__TEXT TO READ__.
:::
The first thing I did this morning, upon waking up while still lying in bed, was to read, blearily and with rapidly increasing irritation and alarm, Paul Krugman's Substack offering, "Stop Looking for Methods in the Madness: There's no plan, secret or otherwise, behind Trump's tariffs."
Krugman—a left-leaning liberal and establishment progressive "nice guy" type whose personal net worth is around $5 million (a detail relevant to my critique, as we will see)—was the New York Times' main economic pundit for many years until he departed at the start of Trumpocalypse2: The Sequel (or perhaps The Trumpinator is more accurate?). Today, Krugman writes:
“I'm not saying that the Trump team's thinking is unsound. I don't see any thinking at all. I don't know how many people realize that the administration's case for tariffs is completely incoherent, that it has not one but two major internal contradictions.
...
There can't be any secret agenda behind the Trump tariffs, because there's nobody around Trump with the knowledge or independence to devise such an agenda. This is all about Trump's gut feelings. A White House official told Politico that he likes the "shock and awe," and that ‘Each country needs to panic and call. … Trump wants to hear you grovel and say you'll cut a deal.’
Since most of our trading partners aren't in a groveling mood, trade war seems inevitable.”
I find this analysis exasperating because, from what I can see, Krugman is wrong. His perspective still reaches a large swathe of the liberal Middle Class in America. We need influencers like him to quickly undergo another stage in their political awakening. Well-resourced, well-connected establishment people need to recognize how severe the threat is—mortal and existential—and then move rapidly from theory or critique into organizing against it, not just handwringing while completely missing the essential nature of what is happening.
:::
__COLLECTED MATERIAL__.
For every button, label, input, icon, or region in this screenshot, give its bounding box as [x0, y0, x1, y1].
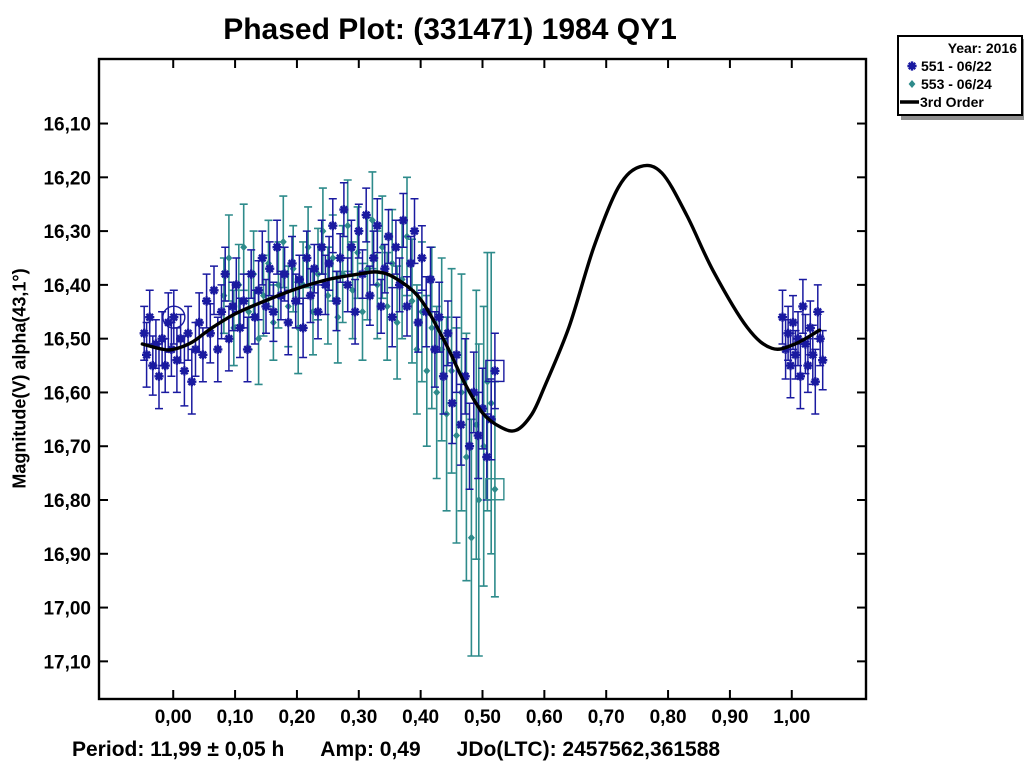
:::
__ACTIONS TO TAKE__.
(1) In the essay on Paul Krugman's tariff column, update the part from "Krugman—a left-leaning liberal" up to and including "major internal contradictions." by changing "pundit" to "commentator", and give that part again.
(2) According to the essay on Paul Krugman's tariff column, how many major internal contradictions does Krugman say the administration's case for tariffs has?
(3) Pick up the essay on Paul Krugman's tariff column after its last sentence and continue writing it.

__TASK-BY-TASK RESULTS__.
(1)
Krugman—a left-leaning liberal and establishment progressive "nice guy" type whose personal net worth is around $5 million (a detail relevant to my critique, as we will see)—was the New York Times' main economic commentator for many years until he departed at the start of Trumpocalypse2: The Sequel (or perhaps The Trumpinator is more accurate?). Today, Krugman writes:
“I'm not saying that the Trump team's thinking is unsound. I don't see any thinking at all. I don't know how many people realize that the administration's case for tariffs is completely incoherent, that it has not one but two major internal contradictions.

(2) Two.

(3)
In response to Krugman's piece, I offered this counter-perspective in a comment:
Hi Paul, what about the theory that there is somehow a systemic plan to collapse the U.S. economy—to force a Depression—so that Trump's billionaires and venture capitalists can buy discounted assets such as companies and real estate including public lands and parks that become privatized because the U.S. is forced to sell them off due to debt?
For instance, Peter Thiel will get $4 billion tax free from his Roth IRA in two years, and if the U.S. has crashed, he will be able to buy anything he wants. Naomi Klein has articulated the concept of "disaster capitalism," where the transnational oligarchic elite use or create disasters so they can centralize wealth and control.
After the fall of the USSR, America pressured Russia and other former Soviet republics to quickly privatize their public assets, allowing wealthy individuals from America and Europe to dramatically increase their fortunes. It seems evident that similar conspiratorial forces are now seeking to do the same to the United States, Shock Doctrine-style. To understand this, we must consider who will benefit — fantastically — from the collapse of American economic stability.
Trump’s tariffs aligns with a plan to transform the U.S. fully into a serf society ruled by tech and AI interests. To create a pliant population, you must first destroy the middle class. Unlike Krugman, I believe there is a methodical plan at work. He doesn’t want to see it yet, probably because it would be too destabilizing for him, psychologically, to reckon with it.
In another comment on Krugman's piece, I emphasized:
The problem is that you can't fight an enemy you don't understand, and if Krugman thinks there is no method or ideology behind this and that's what he is telling his mainstream followers, then people are totally under-prepared. When you see the method, it should spur you into the mode of organizing and activism. If you think it is just chaos, you may feel passive and assume it will end at some point. It won't end without a mass movement to stop it. We've already waited far too long to oppose it.
As a college dropout, autodidact, and anarchist/social ecologist, I have never understood the bloviating over-importance ascribed to liberal economic theory. A staggering amount of money flows into this academic field. Prestigious awards are bestowed—such as the Nobel Prize that Krugman received for his contributions to "New trade theory," a concept I don't have the patience to fully comprehend at this moment. Academic economic theory—reflected in lavishly funded think tanks like the Institute for New Economic Thinking that produce little of tangible value—functions as a kind of institutional insulation or cotton wool. This insulation stuffs up the minds of wealthy liberal academics, preventing them from confronting our immediate mortal and existential crisis with the urgency it demands.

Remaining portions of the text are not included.